Objective
Extract every line that includes the string "Output".

Recorded information
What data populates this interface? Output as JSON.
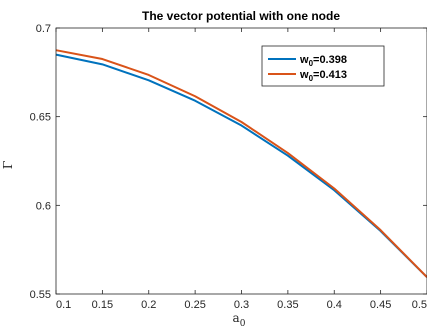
{
  "chart_data": {
    "type": "line",
    "title": "The vector potential with one node",
    "xlabel": "a",
    "xlabel_sub": "0",
    "ylabel": "Γ",
    "xlim": [
      0.1,
      0.5
    ],
    "ylim": [
      0.55,
      0.7
    ],
    "xticks": [
      0.1,
      0.15,
      0.2,
      0.25,
      0.3,
      0.35,
      0.4,
      0.45,
      0.5
    ],
    "yticks": [
      0.55,
      0.6,
      0.65,
      0.7
    ],
    "xtick_labels": [
      "0.1",
      "0.15",
      "0.2",
      "0.25",
      "0.3",
      "0.35",
      "0.4",
      "0.45",
      "0.5"
    ],
    "ytick_labels": [
      "0.55",
      "0.6",
      "0.65",
      "0.7"
    ],
    "legend_position": "top-right",
    "series": [
      {
        "name": "w",
        "name_sub": "0",
        "name_suffix": "=0.398",
        "color": "#0072BD",
        "x": [
          0.1,
          0.15,
          0.2,
          0.25,
          0.3,
          0.35,
          0.4,
          0.45,
          0.5
        ],
        "y": [
          0.685,
          0.6795,
          0.6705,
          0.659,
          0.645,
          0.628,
          0.6085,
          0.5855,
          0.5595
        ]
      },
      {
        "name": "w",
        "name_sub": "0",
        "name_suffix": "=0.413",
        "color": "#D95319",
        "x": [
          0.1,
          0.15,
          0.2,
          0.25,
          0.3,
          0.35,
          0.4,
          0.45,
          0.5
        ],
        "y": [
          0.6875,
          0.6825,
          0.6735,
          0.6615,
          0.647,
          0.6295,
          0.6095,
          0.586,
          0.5595
        ]
      }
    ]
  }
}
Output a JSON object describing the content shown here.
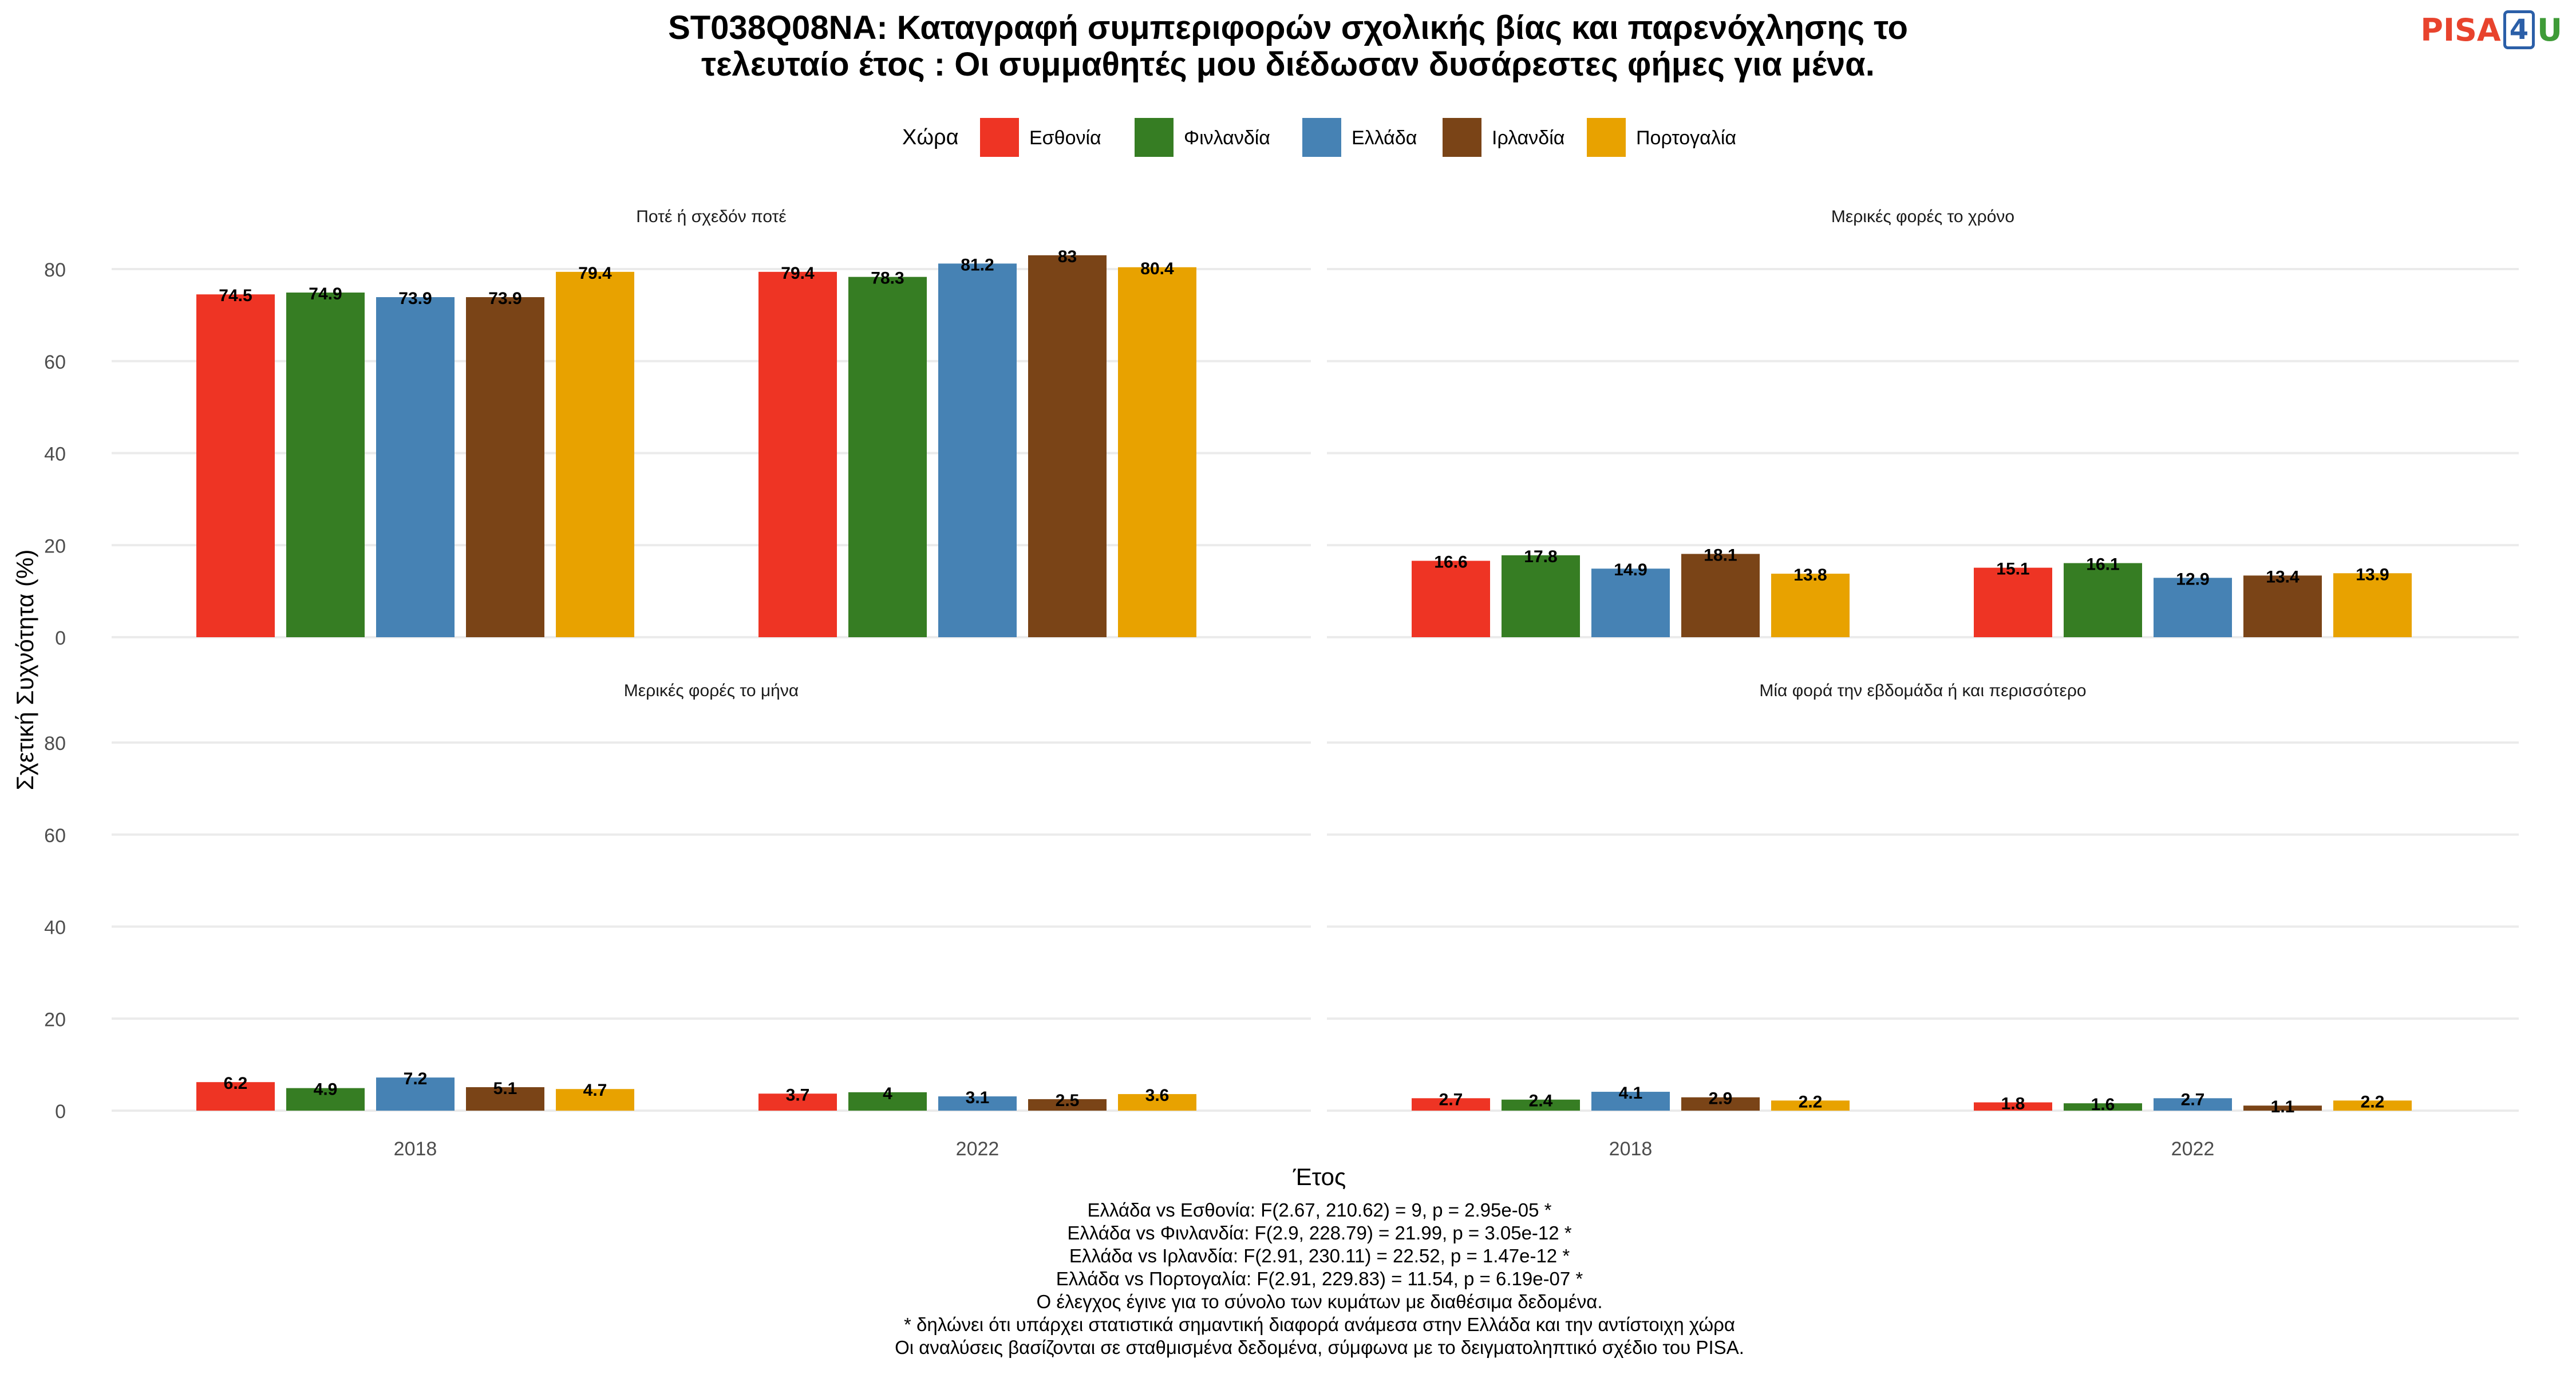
{
  "logo": {
    "pisa": "PISA",
    "four": "4",
    "u": "U"
  },
  "chart_data": {
    "type": "bar",
    "title": "ST038Q08NA: Καταγραφή συμπεριφορών σχολικής βίας και παρενόχλησης το τελευταίο έτος : Οι συμμαθητές μου διέδωσαν δυσάρεστες φήμες για μένα.",
    "title_lines": [
      "ST038Q08NA: Καταγραφή συμπεριφορών σχολικής βίας και παρενόχλησης το",
      "τελευταίο έτος : Οι συμμαθητές μου διέδωσαν δυσάρεστες φήμες για μένα."
    ],
    "xlabel": "Έτος",
    "ylabel": "Σχετική Συχνότητα (%)",
    "ylim": [
      0,
      85
    ],
    "yticks": [
      0,
      20,
      40,
      60,
      80
    ],
    "grid": true,
    "legend": {
      "title": "Χώρα",
      "position": "top"
    },
    "categories": [
      "2018",
      "2022"
    ],
    "series": [
      {
        "name": "Εσθονία",
        "color": "#ee3424"
      },
      {
        "name": "Φινλανδία",
        "color": "#367d23"
      },
      {
        "name": "Ελλάδα",
        "color": "#4682b4"
      },
      {
        "name": "Ιρλανδία",
        "color": "#7a4417"
      },
      {
        "name": "Πορτογαλία",
        "color": "#e8a200"
      }
    ],
    "panels": [
      {
        "label": "Ποτέ ή σχεδόν ποτέ",
        "values": [
          [
            74.5,
            74.9,
            73.9,
            73.9,
            79.4
          ],
          [
            79.4,
            78.3,
            81.2,
            83,
            80.4
          ]
        ]
      },
      {
        "label": "Μερικές φορές το χρόνο",
        "values": [
          [
            16.6,
            17.8,
            14.9,
            18.1,
            13.8
          ],
          [
            15.1,
            16.1,
            12.9,
            13.4,
            13.9
          ]
        ]
      },
      {
        "label": "Μερικές φορές το μήνα",
        "values": [
          [
            6.2,
            4.9,
            7.2,
            5.1,
            4.7
          ],
          [
            3.7,
            4,
            3.1,
            2.5,
            3.6
          ]
        ]
      },
      {
        "label": "Μία φορά την εβδομάδα ή και περισσότερο",
        "values": [
          [
            2.7,
            2.4,
            4.1,
            2.9,
            2.2
          ],
          [
            1.8,
            1.6,
            2.7,
            1.1,
            2.2
          ]
        ]
      }
    ],
    "footnotes": [
      "Ελλάδα vs Εσθονία: F(2.67, 210.62) = 9, p = 2.95e-05 *",
      "Ελλάδα vs Φινλανδία: F(2.9, 228.79) = 21.99, p = 3.05e-12 *",
      "Ελλάδα vs Ιρλανδία: F(2.91, 230.11) = 22.52, p = 1.47e-12 *",
      "Ελλάδα vs Πορτογαλία: F(2.91, 229.83) = 11.54, p = 6.19e-07 *",
      "Ο έλεγχος έγινε για το σύνολο των κυμάτων με διαθέσιμα δεδομένα.",
      "* δηλώνει ότι υπάρχει στατιστικά σημαντική διαφορά ανάμεσα στην Ελλάδα και την αντίστοιχη χώρα",
      "Οι αναλύσεις βασίζονται σε σταθμισμένα δεδομένα, σύμφωνα με το δειγματοληπτικό σχέδιο του PISA."
    ]
  }
}
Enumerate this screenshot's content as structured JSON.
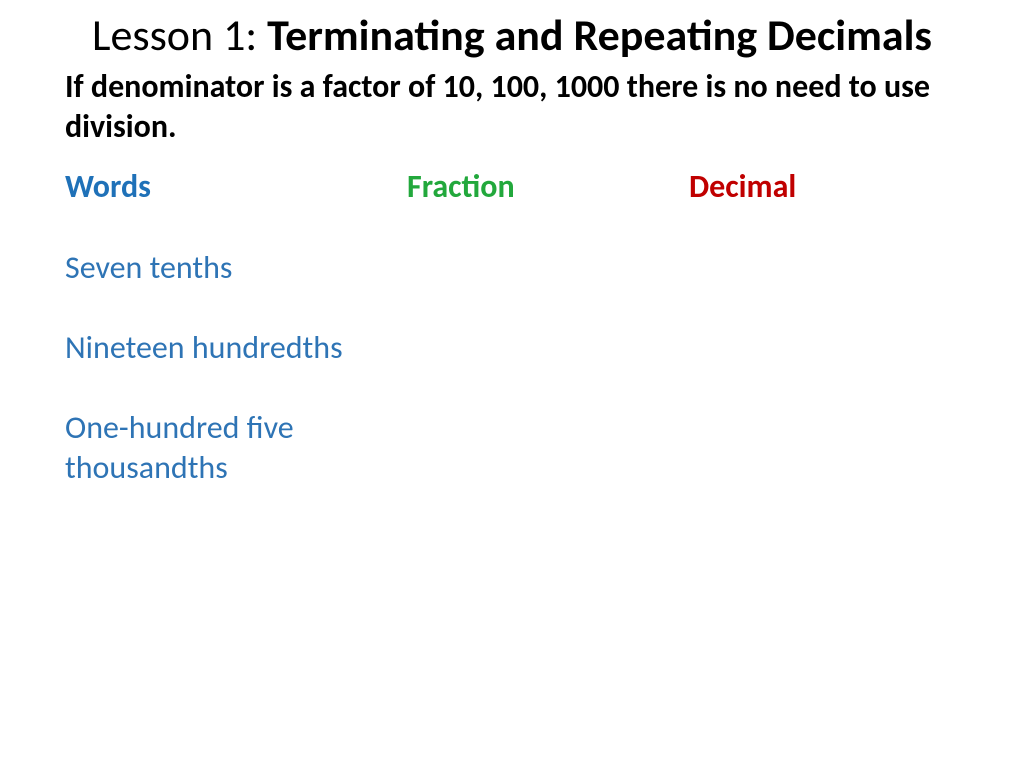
{
  "title": {
    "prefix": "Lesson 1: ",
    "main": "Terminating and Repeating Decimals"
  },
  "subtitle": "If denominator is a factor of 10, 100, 1000 there is no need to use division.",
  "columns": {
    "words": {
      "label": "Words",
      "color": "#1f71b8"
    },
    "fraction": {
      "label": "Fraction",
      "color": "#22a83c"
    },
    "decimal": {
      "label": "Decimal",
      "color": "#c00000"
    }
  },
  "items_color": "#2e74b5",
  "items": [
    {
      "lines": [
        "Seven tenths"
      ]
    },
    {
      "lines": [
        "Nineteen hundredths"
      ]
    },
    {
      "lines": [
        "One-hundred five",
        "thousandths"
      ]
    }
  ],
  "background_color": "#ffffff",
  "title_color": "#000000",
  "subtitle_color": "#000000",
  "fontsize_title": 44,
  "fontsize_body": 32
}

Finished exercise
What data populates this interface? Output as JSON.
Output a JSON object describing the content shown here.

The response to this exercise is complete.